GOAL OF THE EXERCISE: Write out all entries word for word.

(Dataset listings of figures)
= = = = = = =

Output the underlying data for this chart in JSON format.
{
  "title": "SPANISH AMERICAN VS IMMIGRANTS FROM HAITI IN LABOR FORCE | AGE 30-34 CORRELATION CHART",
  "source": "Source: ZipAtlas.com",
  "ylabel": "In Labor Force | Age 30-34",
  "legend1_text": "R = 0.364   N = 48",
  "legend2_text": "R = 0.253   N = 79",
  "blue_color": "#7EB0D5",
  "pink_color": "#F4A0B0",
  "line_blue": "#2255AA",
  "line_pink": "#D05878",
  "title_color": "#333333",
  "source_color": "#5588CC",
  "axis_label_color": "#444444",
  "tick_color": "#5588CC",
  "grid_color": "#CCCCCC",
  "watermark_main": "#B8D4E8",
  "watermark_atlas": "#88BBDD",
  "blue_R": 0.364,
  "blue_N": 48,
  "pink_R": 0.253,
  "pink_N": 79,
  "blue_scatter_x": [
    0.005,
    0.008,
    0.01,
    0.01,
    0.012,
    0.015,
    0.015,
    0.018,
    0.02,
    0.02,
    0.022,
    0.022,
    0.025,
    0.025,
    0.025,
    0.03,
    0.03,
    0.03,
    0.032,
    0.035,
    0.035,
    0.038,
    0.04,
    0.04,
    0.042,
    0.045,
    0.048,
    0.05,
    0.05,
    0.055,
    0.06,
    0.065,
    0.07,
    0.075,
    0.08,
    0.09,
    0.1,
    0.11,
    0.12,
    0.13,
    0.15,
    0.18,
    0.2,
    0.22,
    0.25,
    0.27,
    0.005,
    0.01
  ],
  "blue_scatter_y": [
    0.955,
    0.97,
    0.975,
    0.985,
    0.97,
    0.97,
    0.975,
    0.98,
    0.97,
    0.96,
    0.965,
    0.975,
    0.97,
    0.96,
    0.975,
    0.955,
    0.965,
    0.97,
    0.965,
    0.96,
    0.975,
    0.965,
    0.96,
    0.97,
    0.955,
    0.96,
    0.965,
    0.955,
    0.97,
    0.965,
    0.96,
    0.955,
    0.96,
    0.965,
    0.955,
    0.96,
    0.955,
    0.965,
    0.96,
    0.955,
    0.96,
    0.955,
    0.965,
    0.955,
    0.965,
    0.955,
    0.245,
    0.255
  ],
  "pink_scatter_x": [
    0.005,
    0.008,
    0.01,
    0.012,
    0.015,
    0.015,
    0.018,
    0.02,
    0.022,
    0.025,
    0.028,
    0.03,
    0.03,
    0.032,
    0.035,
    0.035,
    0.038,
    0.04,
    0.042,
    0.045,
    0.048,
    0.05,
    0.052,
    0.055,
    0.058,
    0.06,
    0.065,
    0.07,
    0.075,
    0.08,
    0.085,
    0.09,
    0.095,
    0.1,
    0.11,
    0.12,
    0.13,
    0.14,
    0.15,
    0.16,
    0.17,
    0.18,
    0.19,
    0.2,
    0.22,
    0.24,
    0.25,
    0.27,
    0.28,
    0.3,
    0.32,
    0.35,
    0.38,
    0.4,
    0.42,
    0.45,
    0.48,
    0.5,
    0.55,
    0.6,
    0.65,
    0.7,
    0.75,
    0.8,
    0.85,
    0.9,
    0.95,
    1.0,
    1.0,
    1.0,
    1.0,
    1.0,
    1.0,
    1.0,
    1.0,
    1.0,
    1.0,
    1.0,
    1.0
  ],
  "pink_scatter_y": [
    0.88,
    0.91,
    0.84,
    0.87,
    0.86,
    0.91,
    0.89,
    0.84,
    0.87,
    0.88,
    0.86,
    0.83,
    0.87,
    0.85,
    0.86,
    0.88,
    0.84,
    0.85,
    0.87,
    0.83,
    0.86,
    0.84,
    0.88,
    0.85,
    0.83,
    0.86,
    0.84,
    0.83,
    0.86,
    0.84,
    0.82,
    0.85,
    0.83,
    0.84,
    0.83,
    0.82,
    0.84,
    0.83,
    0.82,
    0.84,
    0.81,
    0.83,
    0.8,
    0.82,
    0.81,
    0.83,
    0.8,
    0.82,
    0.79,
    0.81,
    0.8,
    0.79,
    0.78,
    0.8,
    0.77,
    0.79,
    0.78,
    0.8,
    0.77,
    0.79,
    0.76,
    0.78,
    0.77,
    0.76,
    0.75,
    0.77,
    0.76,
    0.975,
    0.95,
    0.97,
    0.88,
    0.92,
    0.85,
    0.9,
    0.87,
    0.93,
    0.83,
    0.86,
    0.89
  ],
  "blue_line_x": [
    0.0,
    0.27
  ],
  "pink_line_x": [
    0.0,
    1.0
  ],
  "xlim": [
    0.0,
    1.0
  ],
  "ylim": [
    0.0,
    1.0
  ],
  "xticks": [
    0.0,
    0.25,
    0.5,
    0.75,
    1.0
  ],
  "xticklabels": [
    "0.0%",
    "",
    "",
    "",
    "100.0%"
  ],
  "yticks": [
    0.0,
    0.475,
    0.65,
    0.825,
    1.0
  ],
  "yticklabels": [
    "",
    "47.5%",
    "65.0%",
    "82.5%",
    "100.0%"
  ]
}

= = = = = = =

THE RESPONSE:
Output the underlying data for this chart in JSON format.
{
  "title": "SPANISH AMERICAN VS IMMIGRANTS FROM HAITI IN LABOR FORCE | AGE 30-34 CORRELATION CHART",
  "source": "Source: ZipAtlas.com",
  "ylabel": "In Labor Force | Age 30-34",
  "legend1_text": "R = 0.364   N = 48",
  "legend2_text": "R = 0.253   N = 79",
  "blue_color": "#7EB0D5",
  "pink_color": "#F4A0B0",
  "line_blue": "#2255AA",
  "line_pink": "#D05878",
  "title_color": "#333333",
  "source_color": "#5588CC",
  "axis_label_color": "#444444",
  "tick_color": "#5588CC",
  "grid_color": "#CCCCCC",
  "watermark_main": "#B8D4E8",
  "watermark_atlas": "#88BBDD",
  "blue_R": 0.364,
  "blue_N": 48,
  "pink_R": 0.253,
  "pink_N": 79,
  "blue_scatter_x": [
    0.005,
    0.008,
    0.01,
    0.01,
    0.012,
    0.015,
    0.015,
    0.018,
    0.02,
    0.02,
    0.022,
    0.022,
    0.025,
    0.025,
    0.025,
    0.03,
    0.03,
    0.03,
    0.032,
    0.035,
    0.035,
    0.038,
    0.04,
    0.04,
    0.042,
    0.045,
    0.048,
    0.05,
    0.05,
    0.055,
    0.06,
    0.065,
    0.07,
    0.075,
    0.08,
    0.09,
    0.1,
    0.11,
    0.12,
    0.13,
    0.15,
    0.18,
    0.2,
    0.22,
    0.25,
    0.27,
    0.005,
    0.01
  ],
  "blue_scatter_y": [
    0.955,
    0.97,
    0.975,
    0.985,
    0.97,
    0.97,
    0.975,
    0.98,
    0.97,
    0.96,
    0.965,
    0.975,
    0.97,
    0.96,
    0.975,
    0.955,
    0.965,
    0.97,
    0.965,
    0.96,
    0.975,
    0.965,
    0.96,
    0.97,
    0.955,
    0.96,
    0.965,
    0.955,
    0.97,
    0.965,
    0.96,
    0.955,
    0.96,
    0.965,
    0.955,
    0.96,
    0.955,
    0.965,
    0.96,
    0.955,
    0.96,
    0.955,
    0.965,
    0.955,
    0.965,
    0.955,
    0.245,
    0.255
  ],
  "pink_scatter_x": [
    0.005,
    0.008,
    0.01,
    0.012,
    0.015,
    0.015,
    0.018,
    0.02,
    0.022,
    0.025,
    0.028,
    0.03,
    0.03,
    0.032,
    0.035,
    0.035,
    0.038,
    0.04,
    0.042,
    0.045,
    0.048,
    0.05,
    0.052,
    0.055,
    0.058,
    0.06,
    0.065,
    0.07,
    0.075,
    0.08,
    0.085,
    0.09,
    0.095,
    0.1,
    0.11,
    0.12,
    0.13,
    0.14,
    0.15,
    0.16,
    0.17,
    0.18,
    0.19,
    0.2,
    0.22,
    0.24,
    0.25,
    0.27,
    0.28,
    0.3,
    0.32,
    0.35,
    0.38,
    0.4,
    0.42,
    0.45,
    0.48,
    0.5,
    0.55,
    0.6,
    0.65,
    0.7,
    0.75,
    0.8,
    0.85,
    0.9,
    0.95,
    1.0,
    1.0,
    1.0,
    1.0,
    1.0,
    1.0,
    1.0,
    1.0,
    1.0,
    1.0,
    1.0,
    1.0
  ],
  "pink_scatter_y": [
    0.88,
    0.91,
    0.84,
    0.87,
    0.86,
    0.91,
    0.89,
    0.84,
    0.87,
    0.88,
    0.86,
    0.83,
    0.87,
    0.85,
    0.86,
    0.88,
    0.84,
    0.85,
    0.87,
    0.83,
    0.86,
    0.84,
    0.88,
    0.85,
    0.83,
    0.86,
    0.84,
    0.83,
    0.86,
    0.84,
    0.82,
    0.85,
    0.83,
    0.84,
    0.83,
    0.82,
    0.84,
    0.83,
    0.82,
    0.84,
    0.81,
    0.83,
    0.8,
    0.82,
    0.81,
    0.83,
    0.8,
    0.82,
    0.79,
    0.81,
    0.8,
    0.79,
    0.78,
    0.8,
    0.77,
    0.79,
    0.78,
    0.8,
    0.77,
    0.79,
    0.76,
    0.78,
    0.77,
    0.76,
    0.75,
    0.77,
    0.76,
    0.975,
    0.95,
    0.97,
    0.88,
    0.92,
    0.85,
    0.9,
    0.87,
    0.93,
    0.83,
    0.86,
    0.89
  ],
  "blue_line_x": [
    0.0,
    0.27
  ],
  "pink_line_x": [
    0.0,
    1.0
  ],
  "xlim": [
    0.0,
    1.0
  ],
  "ylim": [
    0.0,
    1.0
  ],
  "xticks": [
    0.0,
    0.25,
    0.5,
    0.75,
    1.0
  ],
  "xticklabels": [
    "0.0%",
    "",
    "",
    "",
    "100.0%"
  ],
  "yticks": [
    0.0,
    0.475,
    0.65,
    0.825,
    1.0
  ],
  "yticklabels": [
    "",
    "47.5%",
    "65.0%",
    "82.5%",
    "100.0%"
  ]
}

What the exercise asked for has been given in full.